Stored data
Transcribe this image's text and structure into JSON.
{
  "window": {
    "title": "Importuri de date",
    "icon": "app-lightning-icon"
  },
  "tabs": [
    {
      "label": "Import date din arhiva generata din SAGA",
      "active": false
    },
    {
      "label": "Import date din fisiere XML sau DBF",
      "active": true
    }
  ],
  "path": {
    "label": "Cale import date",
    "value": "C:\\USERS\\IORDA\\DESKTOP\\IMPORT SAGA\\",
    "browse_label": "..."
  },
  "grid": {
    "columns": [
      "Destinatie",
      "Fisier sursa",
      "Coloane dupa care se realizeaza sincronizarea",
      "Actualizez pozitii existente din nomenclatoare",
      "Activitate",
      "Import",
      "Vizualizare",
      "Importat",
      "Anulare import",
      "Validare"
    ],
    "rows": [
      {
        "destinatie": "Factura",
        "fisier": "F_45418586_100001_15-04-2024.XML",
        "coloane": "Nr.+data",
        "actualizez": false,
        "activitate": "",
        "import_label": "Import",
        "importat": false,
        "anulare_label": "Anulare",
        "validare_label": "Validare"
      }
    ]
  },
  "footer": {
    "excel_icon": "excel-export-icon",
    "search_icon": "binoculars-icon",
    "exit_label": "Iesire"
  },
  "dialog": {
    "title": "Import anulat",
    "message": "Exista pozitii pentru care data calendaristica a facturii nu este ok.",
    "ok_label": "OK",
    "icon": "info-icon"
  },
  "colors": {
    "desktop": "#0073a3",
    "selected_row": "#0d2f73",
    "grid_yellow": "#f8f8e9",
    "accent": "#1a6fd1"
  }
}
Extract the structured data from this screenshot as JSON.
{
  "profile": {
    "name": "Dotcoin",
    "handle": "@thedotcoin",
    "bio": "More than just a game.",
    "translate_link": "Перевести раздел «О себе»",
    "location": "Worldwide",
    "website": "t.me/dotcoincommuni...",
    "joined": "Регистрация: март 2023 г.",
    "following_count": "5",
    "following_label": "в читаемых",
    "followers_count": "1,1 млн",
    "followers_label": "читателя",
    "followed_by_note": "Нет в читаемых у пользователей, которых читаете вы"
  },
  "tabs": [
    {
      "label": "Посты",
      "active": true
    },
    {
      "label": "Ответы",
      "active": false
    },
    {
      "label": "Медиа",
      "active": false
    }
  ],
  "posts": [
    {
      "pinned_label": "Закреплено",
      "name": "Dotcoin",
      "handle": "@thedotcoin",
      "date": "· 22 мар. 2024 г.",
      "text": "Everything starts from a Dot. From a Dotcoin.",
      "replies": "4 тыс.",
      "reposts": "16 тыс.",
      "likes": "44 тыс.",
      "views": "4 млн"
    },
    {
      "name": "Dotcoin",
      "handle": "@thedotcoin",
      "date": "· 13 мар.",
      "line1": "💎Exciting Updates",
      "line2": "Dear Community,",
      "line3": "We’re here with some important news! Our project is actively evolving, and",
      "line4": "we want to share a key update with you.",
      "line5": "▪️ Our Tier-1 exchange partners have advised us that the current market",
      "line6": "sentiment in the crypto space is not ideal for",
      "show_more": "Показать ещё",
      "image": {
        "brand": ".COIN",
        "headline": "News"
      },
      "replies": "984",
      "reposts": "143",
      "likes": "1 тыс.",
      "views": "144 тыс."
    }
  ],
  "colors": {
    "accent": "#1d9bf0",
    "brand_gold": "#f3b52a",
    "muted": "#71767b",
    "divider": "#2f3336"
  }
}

--- Task objective ---
Each record above must be given again exactly.

--- Full response ---
Transcribe this image's text and structure into JSON.
{
  "window": {
    "title": "Importuri de date",
    "icon": "app-lightning-icon"
  },
  "tabs": [
    {
      "label": "Import date din arhiva generata din SAGA",
      "active": false
    },
    {
      "label": "Import date din fisiere XML sau DBF",
      "active": true
    }
  ],
  "path": {
    "label": "Cale import date",
    "value": "C:\\USERS\\IORDA\\DESKTOP\\IMPORT SAGA\\",
    "browse_label": "..."
  },
  "grid": {
    "columns": [
      "Destinatie",
      "Fisier sursa",
      "Coloane dupa care se realizeaza sincronizarea",
      "Actualizez pozitii existente din nomenclatoare",
      "Activitate",
      "Import",
      "Vizualizare",
      "Importat",
      "Anulare import",
      "Validare"
    ],
    "rows": [
      {
        "destinatie": "Factura",
        "fisier": "F_45418586_100001_15-04-2024.XML",
        "coloane": "Nr.+data",
        "actualizez": false,
        "activitate": "",
        "import_label": "Import",
        "importat": false,
        "anulare_label": "Anulare",
        "validare_label": "Validare"
      }
    ]
  },
  "footer": {
    "excel_icon": "excel-export-icon",
    "search_icon": "binoculars-icon",
    "exit_label": "Iesire"
  },
  "dialog": {
    "title": "Import anulat",
    "message": "Exista pozitii pentru care data calendaristica a facturii nu este ok.",
    "ok_label": "OK",
    "icon": "info-icon"
  },
  "colors": {
    "desktop": "#0073a3",
    "selected_row": "#0d2f73",
    "grid_yellow": "#f8f8e9",
    "accent": "#1a6fd1"
  }
}
Extract the structured data from this screenshot as JSON.
{
  "profile": {
    "name": "Dotcoin",
    "handle": "@thedotcoin",
    "bio": "More than just a game.",
    "translate_link": "Перевести раздел «О себе»",
    "location": "Worldwide",
    "website": "t.me/dotcoincommuni...",
    "joined": "Регистрация: март 2023 г.",
    "following_count": "5",
    "following_label": "в читаемых",
    "followers_count": "1,1 млн",
    "followers_label": "читателя",
    "followed_by_note": "Нет в читаемых у пользователей, которых читаете вы"
  },
  "tabs": [
    {
      "label": "Посты",
      "active": true
    },
    {
      "label": "Ответы",
      "active": false
    },
    {
      "label": "Медиа",
      "active": false
    }
  ],
  "posts": [
    {
      "pinned_label": "Закреплено",
      "name": "Dotcoin",
      "handle": "@thedotcoin",
      "date": "· 22 мар. 2024 г.",
      "text": "Everything starts from a Dot. From a Dotcoin.",
      "replies": "4 тыс.",
      "reposts": "16 тыс.",
      "likes": "44 тыс.",
      "views": "4 млн"
    },
    {
      "name": "Dotcoin",
      "handle": "@thedotcoin",
      "date": "· 13 мар.",
      "line1": "💎Exciting Updates",
      "line2": "Dear Community,",
      "line3": "We’re here with some important news! Our project is actively evolving, and",
      "line4": "we want to share a key update with you.",
      "line5": "▪️ Our Tier-1 exchange partners have advised us that the current market",
      "line6": "sentiment in the crypto space is not ideal for",
      "show_more": "Показать ещё",
      "image": {
        "brand": ".COIN",
        "headline": "News"
      },
      "replies": "984",
      "reposts": "143",
      "likes": "1 тыс.",
      "views": "144 тыс."
    }
  ],
  "colors": {
    "accent": "#1d9bf0",
    "brand_gold": "#f3b52a",
    "muted": "#71767b",
    "divider": "#2f3336"
  }
}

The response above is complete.